AIM OF THE EXERCISE: Search the records for the word "当光照强度为" and copy every line in which it occurs.

Stored data entries:
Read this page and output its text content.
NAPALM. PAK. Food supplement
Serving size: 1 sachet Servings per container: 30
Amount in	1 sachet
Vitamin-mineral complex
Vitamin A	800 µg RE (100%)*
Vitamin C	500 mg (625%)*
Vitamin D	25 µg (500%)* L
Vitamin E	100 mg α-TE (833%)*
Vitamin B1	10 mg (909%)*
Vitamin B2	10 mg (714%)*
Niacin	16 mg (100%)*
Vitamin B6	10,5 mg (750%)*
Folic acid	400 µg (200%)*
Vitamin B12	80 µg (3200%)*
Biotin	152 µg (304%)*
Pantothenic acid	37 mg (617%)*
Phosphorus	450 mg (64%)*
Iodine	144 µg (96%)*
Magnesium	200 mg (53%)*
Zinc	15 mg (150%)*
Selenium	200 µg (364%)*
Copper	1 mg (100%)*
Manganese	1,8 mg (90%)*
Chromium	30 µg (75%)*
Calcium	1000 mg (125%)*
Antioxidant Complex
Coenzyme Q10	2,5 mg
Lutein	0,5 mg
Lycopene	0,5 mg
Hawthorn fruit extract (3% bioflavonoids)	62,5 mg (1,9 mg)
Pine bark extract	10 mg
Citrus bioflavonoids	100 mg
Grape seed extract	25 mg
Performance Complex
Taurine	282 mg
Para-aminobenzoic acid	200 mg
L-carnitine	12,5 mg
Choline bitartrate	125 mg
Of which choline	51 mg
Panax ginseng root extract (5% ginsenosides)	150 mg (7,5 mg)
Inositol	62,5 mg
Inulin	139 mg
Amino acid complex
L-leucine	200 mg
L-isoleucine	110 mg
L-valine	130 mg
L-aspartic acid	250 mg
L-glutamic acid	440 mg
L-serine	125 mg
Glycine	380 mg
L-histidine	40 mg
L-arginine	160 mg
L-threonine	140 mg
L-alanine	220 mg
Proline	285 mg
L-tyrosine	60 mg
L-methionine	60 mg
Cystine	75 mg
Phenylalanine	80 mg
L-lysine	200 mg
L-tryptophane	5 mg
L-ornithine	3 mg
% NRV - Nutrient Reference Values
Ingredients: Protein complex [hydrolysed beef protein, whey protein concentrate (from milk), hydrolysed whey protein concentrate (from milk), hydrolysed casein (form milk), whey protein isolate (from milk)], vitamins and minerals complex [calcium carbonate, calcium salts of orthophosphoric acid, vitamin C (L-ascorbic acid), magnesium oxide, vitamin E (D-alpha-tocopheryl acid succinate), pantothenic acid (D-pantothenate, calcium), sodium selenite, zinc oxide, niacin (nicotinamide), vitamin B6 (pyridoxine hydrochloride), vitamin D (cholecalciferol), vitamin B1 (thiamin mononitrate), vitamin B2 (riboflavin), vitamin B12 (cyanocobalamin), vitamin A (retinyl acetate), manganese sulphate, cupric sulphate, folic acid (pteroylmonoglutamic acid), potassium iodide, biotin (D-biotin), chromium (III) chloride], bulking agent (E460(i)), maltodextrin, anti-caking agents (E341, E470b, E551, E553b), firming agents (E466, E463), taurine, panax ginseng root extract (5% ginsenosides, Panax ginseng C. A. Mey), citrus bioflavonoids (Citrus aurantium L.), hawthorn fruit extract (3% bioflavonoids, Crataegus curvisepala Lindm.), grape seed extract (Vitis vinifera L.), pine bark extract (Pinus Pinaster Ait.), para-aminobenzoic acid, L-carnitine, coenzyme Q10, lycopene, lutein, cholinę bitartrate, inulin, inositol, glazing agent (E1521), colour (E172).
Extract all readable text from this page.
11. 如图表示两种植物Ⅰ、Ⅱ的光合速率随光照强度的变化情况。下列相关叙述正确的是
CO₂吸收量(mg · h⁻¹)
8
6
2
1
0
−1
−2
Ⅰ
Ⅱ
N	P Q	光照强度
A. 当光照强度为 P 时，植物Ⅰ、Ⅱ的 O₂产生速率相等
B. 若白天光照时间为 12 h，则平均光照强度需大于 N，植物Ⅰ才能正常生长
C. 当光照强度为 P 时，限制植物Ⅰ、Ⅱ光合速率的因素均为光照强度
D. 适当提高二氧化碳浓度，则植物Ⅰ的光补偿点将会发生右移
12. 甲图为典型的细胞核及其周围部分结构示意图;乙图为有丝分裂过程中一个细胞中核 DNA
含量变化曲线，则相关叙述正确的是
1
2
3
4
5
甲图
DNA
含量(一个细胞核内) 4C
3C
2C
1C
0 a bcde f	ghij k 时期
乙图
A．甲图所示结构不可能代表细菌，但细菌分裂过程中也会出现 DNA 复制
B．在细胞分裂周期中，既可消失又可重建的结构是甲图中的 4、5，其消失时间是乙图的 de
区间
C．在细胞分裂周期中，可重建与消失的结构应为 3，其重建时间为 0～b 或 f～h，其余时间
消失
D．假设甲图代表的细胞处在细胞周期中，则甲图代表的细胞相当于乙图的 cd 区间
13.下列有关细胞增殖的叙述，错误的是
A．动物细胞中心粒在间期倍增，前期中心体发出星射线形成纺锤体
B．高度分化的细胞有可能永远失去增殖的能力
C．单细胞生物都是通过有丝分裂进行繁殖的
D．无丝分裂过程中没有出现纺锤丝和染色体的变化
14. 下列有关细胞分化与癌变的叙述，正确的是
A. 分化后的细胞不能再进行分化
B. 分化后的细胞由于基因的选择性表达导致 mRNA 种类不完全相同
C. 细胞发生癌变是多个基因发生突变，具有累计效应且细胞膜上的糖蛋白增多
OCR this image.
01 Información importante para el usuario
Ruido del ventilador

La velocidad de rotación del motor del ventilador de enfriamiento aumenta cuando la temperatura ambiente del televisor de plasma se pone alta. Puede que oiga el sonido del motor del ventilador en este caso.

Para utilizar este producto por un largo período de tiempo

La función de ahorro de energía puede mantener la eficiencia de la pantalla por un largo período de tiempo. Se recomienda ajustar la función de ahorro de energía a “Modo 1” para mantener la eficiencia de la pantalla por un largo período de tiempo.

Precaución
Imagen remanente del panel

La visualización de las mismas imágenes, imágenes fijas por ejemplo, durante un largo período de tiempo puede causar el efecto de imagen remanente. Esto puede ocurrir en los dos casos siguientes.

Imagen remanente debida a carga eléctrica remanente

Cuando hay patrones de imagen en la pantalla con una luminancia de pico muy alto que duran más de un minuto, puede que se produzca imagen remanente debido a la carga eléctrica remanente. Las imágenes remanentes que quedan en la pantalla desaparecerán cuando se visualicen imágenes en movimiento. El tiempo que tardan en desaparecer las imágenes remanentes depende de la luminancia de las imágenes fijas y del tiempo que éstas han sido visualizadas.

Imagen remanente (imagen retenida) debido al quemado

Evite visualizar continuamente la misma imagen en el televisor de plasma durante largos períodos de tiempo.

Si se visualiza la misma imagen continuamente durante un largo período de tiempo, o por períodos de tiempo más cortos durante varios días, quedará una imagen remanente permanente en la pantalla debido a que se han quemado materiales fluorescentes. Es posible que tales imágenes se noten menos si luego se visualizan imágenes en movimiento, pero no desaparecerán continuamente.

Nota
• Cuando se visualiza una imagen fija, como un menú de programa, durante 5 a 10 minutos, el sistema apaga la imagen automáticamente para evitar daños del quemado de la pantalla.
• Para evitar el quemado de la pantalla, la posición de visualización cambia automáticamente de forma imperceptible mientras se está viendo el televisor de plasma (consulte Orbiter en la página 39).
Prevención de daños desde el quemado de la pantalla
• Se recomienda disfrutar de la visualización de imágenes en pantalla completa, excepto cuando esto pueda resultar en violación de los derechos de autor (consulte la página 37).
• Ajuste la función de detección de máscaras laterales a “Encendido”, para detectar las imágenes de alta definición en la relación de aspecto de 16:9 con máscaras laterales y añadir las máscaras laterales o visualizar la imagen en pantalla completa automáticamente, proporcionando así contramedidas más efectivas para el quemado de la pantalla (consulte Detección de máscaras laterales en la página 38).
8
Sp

WRITTEN SOLUTION:
A. 当光照强度为 P 时，植物Ⅰ、Ⅱ的 O₂产生速率相等
C. 当光照强度为 P 时，限制植物Ⅰ、Ⅱ光合速率的因素均为光照强度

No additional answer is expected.